* _Work to complete_: Lines containing "grid" are to be counted. Give the number and nothing more.

-- START OF Entries provided --

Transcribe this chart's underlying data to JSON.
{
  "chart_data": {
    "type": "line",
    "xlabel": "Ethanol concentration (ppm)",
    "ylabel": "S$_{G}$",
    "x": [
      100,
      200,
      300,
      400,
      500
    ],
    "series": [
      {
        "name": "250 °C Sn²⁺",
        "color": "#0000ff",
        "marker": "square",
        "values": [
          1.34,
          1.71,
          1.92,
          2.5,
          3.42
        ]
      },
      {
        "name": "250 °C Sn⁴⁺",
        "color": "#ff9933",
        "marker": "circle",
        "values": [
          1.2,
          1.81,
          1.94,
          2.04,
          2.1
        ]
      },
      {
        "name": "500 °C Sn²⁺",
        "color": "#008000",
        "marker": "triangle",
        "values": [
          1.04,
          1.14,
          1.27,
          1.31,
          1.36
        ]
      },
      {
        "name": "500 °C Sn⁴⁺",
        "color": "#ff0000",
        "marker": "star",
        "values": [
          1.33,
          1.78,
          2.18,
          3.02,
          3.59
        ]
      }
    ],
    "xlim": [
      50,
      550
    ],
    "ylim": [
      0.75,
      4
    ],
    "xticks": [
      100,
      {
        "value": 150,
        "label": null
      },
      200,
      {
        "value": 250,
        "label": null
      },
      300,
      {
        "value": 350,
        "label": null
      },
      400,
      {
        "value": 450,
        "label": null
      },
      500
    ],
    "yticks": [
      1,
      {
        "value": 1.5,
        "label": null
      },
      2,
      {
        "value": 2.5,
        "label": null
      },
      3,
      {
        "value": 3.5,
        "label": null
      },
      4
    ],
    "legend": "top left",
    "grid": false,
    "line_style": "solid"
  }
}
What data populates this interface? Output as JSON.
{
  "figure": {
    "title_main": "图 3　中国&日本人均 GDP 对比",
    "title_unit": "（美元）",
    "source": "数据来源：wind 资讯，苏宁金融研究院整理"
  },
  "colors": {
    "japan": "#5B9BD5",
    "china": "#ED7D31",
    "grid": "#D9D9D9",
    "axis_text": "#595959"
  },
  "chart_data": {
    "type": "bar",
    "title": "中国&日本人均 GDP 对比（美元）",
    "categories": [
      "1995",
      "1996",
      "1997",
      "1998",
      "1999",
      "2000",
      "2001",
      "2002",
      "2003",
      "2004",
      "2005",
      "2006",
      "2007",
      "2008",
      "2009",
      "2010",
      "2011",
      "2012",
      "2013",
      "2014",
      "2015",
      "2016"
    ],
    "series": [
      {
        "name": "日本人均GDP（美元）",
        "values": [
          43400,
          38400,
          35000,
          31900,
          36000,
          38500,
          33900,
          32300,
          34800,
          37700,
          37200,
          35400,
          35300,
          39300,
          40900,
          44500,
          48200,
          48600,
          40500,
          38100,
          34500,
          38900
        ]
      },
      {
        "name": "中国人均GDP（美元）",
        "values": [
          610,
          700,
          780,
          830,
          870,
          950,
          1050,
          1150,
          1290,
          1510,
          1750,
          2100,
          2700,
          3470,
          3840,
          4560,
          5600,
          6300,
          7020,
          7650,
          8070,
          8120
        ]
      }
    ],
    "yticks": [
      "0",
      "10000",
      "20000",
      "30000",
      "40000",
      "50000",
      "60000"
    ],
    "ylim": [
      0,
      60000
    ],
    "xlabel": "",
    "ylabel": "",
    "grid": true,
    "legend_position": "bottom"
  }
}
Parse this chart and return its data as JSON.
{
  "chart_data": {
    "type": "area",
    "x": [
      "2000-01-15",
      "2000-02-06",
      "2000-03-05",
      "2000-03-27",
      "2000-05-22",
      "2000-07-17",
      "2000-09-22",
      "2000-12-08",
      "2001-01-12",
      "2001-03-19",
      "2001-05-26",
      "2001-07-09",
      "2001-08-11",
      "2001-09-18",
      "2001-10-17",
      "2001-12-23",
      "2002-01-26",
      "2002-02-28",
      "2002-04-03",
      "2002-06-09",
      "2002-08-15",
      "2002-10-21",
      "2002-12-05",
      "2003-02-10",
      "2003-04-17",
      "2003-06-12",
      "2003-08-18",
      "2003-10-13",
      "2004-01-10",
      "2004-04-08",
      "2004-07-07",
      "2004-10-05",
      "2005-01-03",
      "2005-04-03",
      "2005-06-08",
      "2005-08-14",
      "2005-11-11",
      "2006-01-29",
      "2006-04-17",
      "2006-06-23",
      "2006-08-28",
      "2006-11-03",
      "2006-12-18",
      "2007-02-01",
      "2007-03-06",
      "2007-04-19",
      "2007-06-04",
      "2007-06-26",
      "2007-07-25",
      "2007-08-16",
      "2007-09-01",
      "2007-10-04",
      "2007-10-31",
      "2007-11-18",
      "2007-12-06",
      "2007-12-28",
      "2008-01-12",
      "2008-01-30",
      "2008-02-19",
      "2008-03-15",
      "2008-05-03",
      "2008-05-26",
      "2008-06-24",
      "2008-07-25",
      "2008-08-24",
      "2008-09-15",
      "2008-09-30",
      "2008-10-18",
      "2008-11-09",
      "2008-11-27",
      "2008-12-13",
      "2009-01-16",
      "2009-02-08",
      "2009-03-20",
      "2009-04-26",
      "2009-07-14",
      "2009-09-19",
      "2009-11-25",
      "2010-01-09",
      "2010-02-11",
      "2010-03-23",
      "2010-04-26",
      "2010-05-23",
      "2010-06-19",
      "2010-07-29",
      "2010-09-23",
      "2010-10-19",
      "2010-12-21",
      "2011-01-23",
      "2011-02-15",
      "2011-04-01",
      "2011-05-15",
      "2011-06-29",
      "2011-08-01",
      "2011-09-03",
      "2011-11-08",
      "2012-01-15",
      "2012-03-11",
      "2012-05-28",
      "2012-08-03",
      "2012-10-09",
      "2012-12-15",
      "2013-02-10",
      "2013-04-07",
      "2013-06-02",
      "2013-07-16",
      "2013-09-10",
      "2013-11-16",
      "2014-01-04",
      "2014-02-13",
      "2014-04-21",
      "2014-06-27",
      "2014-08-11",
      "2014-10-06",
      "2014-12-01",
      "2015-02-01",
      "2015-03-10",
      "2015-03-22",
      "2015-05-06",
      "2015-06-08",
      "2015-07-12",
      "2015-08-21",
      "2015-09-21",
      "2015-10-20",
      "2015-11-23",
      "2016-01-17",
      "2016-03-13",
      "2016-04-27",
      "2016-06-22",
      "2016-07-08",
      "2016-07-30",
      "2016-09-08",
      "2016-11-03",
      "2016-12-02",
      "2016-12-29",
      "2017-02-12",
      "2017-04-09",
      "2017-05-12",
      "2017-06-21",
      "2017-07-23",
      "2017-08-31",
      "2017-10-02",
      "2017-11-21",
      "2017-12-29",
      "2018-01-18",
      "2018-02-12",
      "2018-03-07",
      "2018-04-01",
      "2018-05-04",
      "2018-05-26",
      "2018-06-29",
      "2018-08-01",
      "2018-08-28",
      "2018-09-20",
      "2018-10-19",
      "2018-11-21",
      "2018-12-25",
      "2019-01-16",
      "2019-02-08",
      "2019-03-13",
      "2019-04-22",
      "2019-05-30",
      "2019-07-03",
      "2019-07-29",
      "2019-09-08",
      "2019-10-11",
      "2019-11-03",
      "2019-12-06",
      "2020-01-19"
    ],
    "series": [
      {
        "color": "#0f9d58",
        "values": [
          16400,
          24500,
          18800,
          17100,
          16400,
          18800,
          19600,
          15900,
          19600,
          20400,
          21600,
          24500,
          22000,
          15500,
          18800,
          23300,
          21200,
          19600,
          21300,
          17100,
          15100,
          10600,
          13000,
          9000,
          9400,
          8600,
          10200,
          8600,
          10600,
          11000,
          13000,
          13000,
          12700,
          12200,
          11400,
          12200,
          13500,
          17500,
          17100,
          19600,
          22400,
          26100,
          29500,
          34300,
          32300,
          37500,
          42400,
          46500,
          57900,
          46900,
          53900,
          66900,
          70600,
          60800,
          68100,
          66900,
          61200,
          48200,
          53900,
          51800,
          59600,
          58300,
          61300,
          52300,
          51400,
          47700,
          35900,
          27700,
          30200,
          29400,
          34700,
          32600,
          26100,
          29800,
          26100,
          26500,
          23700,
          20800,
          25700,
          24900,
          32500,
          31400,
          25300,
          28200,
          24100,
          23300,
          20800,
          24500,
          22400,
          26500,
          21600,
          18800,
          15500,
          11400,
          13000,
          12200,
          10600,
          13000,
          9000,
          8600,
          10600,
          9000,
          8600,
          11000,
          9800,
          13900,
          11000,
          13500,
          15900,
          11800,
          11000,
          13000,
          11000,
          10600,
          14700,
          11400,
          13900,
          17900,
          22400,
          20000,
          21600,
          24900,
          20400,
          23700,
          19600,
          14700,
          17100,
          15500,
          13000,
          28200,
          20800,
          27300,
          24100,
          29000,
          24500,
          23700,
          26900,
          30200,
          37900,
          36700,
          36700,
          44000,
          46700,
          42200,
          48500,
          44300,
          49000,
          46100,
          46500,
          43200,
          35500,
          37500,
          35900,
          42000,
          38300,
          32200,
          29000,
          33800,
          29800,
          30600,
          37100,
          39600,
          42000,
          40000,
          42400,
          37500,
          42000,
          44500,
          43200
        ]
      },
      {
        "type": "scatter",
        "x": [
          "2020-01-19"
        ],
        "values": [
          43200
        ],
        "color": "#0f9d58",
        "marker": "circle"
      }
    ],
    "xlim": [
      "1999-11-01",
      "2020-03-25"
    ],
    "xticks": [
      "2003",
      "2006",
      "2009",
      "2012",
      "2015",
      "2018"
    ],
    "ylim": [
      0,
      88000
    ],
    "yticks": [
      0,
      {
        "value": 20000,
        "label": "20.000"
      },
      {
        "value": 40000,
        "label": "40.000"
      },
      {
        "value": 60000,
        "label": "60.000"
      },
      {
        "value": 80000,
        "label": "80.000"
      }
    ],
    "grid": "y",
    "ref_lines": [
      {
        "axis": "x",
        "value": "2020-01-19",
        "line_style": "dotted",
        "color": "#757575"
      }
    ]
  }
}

-- END OF Entries provided --

* _Task solution_: 4